* Exercise details
Every line that holds "JSON" should be shown.
>> Begin Data extract
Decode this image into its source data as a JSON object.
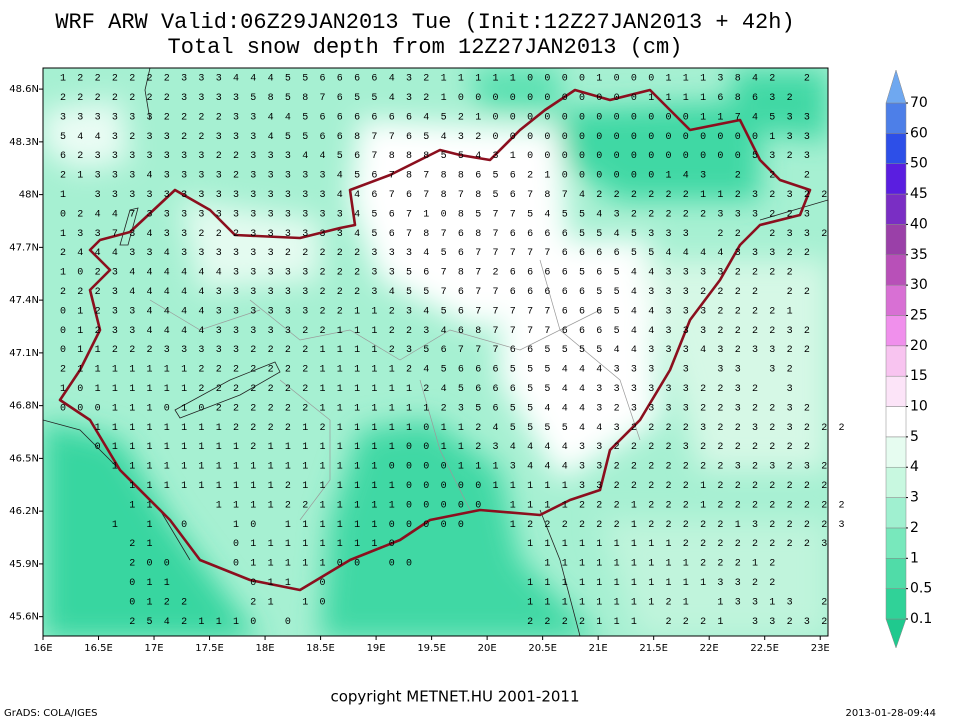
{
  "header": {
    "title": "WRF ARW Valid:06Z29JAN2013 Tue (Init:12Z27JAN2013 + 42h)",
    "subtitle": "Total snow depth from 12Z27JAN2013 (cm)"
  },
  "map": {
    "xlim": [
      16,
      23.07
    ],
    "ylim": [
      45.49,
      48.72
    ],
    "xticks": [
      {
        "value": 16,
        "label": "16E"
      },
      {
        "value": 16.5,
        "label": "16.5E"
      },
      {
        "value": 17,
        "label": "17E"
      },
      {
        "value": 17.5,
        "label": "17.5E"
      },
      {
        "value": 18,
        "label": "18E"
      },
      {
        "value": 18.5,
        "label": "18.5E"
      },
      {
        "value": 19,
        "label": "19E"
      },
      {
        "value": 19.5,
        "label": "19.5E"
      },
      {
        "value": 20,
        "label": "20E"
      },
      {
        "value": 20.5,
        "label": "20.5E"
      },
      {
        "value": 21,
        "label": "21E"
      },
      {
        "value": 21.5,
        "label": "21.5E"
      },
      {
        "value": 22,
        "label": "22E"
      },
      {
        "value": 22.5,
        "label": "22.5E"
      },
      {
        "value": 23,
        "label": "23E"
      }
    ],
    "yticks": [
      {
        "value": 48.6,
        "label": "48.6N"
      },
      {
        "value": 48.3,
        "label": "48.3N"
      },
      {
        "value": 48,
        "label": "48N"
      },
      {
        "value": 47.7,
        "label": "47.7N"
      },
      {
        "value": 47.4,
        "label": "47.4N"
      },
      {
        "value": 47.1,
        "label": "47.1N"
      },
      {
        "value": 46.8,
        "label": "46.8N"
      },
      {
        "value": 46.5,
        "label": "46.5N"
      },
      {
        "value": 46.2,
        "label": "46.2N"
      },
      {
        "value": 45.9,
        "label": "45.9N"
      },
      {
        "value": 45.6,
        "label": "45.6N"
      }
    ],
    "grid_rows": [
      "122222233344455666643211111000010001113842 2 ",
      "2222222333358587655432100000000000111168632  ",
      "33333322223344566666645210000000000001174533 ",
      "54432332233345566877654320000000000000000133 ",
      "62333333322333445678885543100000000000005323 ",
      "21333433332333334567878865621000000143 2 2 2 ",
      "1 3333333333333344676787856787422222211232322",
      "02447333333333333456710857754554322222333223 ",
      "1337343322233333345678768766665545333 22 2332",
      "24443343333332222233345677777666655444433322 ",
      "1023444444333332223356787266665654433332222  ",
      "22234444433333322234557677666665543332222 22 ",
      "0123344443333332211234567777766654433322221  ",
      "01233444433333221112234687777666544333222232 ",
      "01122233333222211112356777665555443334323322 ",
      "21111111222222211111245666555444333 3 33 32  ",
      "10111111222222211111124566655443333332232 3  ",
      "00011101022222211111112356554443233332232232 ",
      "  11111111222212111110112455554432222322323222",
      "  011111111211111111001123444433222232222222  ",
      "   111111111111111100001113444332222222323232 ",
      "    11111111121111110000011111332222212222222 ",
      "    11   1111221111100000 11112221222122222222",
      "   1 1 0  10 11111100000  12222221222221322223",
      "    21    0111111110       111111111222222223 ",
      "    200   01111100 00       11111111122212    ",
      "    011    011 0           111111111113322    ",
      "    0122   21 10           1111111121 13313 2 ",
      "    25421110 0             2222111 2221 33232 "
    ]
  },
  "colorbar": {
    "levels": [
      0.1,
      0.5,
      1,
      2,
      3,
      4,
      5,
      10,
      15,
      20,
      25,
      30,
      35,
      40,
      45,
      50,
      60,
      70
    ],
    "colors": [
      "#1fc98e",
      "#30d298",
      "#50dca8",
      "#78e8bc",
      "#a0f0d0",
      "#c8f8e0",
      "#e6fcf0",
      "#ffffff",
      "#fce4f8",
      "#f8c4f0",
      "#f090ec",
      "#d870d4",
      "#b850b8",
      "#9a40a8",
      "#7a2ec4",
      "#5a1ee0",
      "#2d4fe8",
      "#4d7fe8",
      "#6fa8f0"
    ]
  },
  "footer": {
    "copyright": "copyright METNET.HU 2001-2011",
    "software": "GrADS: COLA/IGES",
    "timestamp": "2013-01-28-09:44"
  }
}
>> End Data extract
>> Begin Data extract
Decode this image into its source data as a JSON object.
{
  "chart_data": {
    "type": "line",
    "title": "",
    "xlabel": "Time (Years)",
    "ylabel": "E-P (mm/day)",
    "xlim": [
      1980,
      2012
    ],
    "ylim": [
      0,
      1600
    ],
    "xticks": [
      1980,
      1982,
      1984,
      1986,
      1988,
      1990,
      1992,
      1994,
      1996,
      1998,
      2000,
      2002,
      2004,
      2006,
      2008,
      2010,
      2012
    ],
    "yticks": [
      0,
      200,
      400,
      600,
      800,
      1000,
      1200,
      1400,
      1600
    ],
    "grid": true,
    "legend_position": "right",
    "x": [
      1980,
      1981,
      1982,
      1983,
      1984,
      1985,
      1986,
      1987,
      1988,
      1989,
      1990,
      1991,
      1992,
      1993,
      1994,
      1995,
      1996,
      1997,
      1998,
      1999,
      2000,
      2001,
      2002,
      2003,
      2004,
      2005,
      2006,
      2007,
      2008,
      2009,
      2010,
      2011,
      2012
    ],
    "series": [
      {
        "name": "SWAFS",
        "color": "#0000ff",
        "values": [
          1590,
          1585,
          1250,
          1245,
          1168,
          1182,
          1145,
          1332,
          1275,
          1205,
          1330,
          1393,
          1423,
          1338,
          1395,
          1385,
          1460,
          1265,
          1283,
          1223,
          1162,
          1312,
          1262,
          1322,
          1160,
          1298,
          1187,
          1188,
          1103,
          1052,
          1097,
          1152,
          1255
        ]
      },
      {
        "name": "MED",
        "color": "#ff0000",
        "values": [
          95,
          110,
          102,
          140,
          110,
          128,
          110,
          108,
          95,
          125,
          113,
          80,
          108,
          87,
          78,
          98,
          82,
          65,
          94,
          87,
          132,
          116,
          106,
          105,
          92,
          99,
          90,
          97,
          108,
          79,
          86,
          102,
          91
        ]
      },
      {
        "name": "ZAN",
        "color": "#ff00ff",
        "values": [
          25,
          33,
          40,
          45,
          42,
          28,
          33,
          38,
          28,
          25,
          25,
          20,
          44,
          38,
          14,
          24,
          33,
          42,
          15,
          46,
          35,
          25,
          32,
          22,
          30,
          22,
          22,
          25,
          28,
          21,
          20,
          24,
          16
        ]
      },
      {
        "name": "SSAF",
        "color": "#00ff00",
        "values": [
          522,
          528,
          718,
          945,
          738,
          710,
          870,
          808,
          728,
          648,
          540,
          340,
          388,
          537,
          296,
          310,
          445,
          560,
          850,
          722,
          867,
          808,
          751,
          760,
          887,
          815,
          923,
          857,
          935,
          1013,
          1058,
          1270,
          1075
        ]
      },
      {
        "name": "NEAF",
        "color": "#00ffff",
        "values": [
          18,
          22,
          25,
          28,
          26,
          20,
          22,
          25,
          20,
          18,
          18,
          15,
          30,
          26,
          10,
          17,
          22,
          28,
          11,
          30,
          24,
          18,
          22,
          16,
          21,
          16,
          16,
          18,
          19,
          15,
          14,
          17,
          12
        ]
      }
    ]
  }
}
>> End Data extract
>> Begin Data extract
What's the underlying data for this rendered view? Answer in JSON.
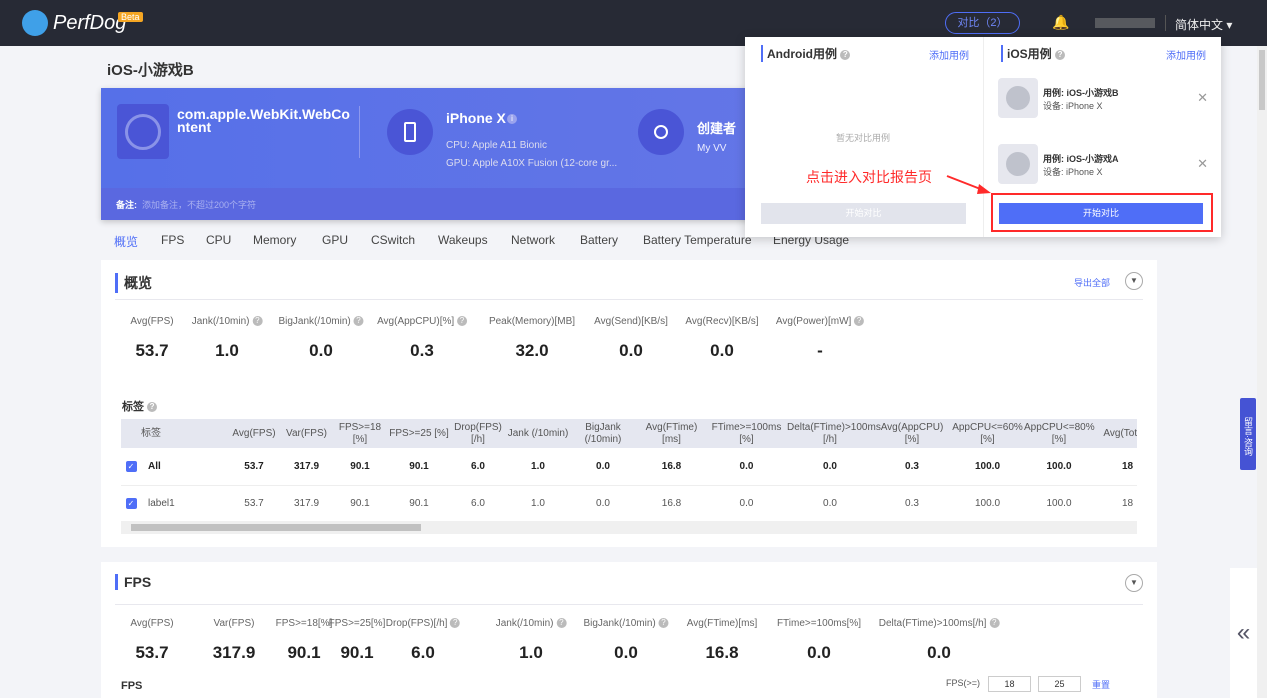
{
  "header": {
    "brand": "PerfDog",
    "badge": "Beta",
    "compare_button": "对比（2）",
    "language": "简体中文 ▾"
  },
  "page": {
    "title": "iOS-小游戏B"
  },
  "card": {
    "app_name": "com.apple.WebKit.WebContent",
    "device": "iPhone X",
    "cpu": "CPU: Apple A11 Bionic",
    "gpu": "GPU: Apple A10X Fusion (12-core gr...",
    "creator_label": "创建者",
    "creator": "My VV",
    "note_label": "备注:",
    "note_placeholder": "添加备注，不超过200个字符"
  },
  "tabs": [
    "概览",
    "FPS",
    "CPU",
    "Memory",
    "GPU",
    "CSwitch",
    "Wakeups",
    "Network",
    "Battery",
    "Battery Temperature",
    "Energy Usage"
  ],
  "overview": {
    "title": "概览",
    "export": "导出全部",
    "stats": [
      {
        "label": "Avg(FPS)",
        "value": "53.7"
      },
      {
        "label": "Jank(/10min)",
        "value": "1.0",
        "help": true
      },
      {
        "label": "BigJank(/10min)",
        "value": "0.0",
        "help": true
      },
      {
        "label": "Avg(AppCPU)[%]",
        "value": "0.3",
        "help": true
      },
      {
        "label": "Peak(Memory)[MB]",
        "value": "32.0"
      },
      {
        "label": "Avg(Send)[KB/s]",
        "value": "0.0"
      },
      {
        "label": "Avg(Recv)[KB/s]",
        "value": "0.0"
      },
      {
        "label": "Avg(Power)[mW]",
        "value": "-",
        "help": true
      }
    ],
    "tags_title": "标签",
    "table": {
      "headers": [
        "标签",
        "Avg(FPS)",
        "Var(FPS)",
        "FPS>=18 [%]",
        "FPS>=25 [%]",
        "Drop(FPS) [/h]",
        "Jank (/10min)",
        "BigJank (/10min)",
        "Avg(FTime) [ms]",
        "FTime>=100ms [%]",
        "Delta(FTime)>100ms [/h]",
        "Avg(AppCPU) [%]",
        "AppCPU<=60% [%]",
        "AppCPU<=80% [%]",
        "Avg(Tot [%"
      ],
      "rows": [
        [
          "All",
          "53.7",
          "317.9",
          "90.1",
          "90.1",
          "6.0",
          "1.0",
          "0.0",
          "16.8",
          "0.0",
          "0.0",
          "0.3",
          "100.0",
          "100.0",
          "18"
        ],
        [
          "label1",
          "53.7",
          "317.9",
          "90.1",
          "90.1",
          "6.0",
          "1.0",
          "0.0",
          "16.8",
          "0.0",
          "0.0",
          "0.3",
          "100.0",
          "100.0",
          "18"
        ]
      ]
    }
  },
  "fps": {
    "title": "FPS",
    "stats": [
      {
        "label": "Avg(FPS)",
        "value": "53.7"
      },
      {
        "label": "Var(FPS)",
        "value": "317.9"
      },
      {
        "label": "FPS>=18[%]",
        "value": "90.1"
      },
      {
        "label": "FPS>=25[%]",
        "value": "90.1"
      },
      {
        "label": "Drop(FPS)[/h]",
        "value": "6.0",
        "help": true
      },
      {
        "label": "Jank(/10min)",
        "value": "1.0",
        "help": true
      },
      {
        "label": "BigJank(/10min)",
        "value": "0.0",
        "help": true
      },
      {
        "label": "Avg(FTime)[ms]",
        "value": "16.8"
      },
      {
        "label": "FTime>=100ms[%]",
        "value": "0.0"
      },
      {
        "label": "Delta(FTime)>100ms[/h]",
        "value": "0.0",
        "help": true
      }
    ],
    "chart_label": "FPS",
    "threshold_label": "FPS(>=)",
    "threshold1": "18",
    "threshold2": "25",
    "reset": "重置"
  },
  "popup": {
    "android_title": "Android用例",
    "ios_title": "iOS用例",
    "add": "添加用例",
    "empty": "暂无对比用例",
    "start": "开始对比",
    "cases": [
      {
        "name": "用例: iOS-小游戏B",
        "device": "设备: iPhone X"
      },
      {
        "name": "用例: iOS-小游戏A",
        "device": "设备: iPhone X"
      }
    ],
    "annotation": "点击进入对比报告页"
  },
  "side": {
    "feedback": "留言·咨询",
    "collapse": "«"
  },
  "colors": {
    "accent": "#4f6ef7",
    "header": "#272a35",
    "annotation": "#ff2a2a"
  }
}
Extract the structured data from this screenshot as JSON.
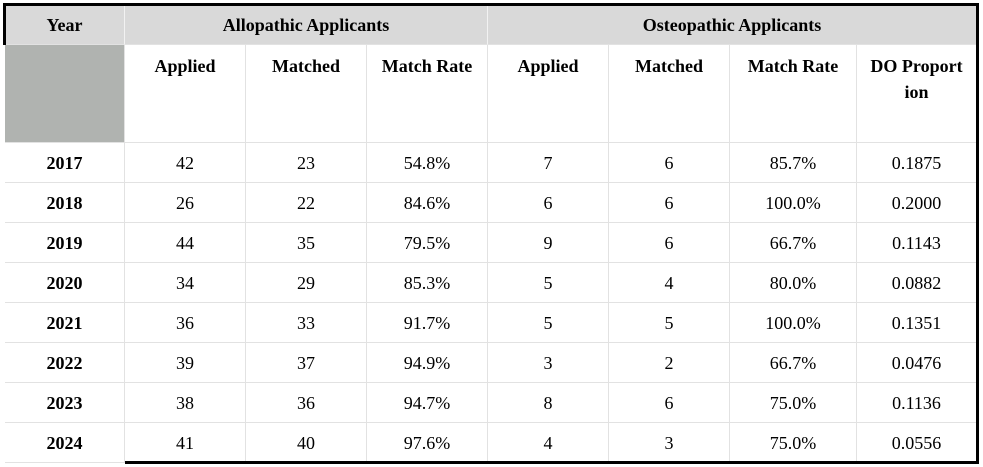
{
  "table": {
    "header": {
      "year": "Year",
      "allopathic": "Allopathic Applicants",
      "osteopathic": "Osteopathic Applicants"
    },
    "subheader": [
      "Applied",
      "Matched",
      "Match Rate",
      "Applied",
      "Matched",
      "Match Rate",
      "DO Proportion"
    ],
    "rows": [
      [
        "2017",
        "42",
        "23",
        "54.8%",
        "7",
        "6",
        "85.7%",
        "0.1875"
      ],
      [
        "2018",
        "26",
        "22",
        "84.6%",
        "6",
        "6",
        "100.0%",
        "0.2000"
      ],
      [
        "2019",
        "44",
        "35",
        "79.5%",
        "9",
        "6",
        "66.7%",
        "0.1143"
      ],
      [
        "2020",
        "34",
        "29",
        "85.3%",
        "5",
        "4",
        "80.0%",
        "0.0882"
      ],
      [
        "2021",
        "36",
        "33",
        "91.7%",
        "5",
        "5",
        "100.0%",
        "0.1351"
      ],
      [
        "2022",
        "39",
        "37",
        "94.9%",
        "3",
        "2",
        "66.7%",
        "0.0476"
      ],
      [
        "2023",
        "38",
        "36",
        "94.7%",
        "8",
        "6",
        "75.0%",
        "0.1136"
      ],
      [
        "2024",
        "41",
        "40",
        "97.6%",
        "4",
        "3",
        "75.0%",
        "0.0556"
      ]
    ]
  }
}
>> End Data extract
* Full response
Decode this image into its source data as a JSON object.
Decode this image into its source data as a JSON object.
What's the underlying data for this rendered view? Answer in JSON.
Extract the structured data from this screenshot as JSON.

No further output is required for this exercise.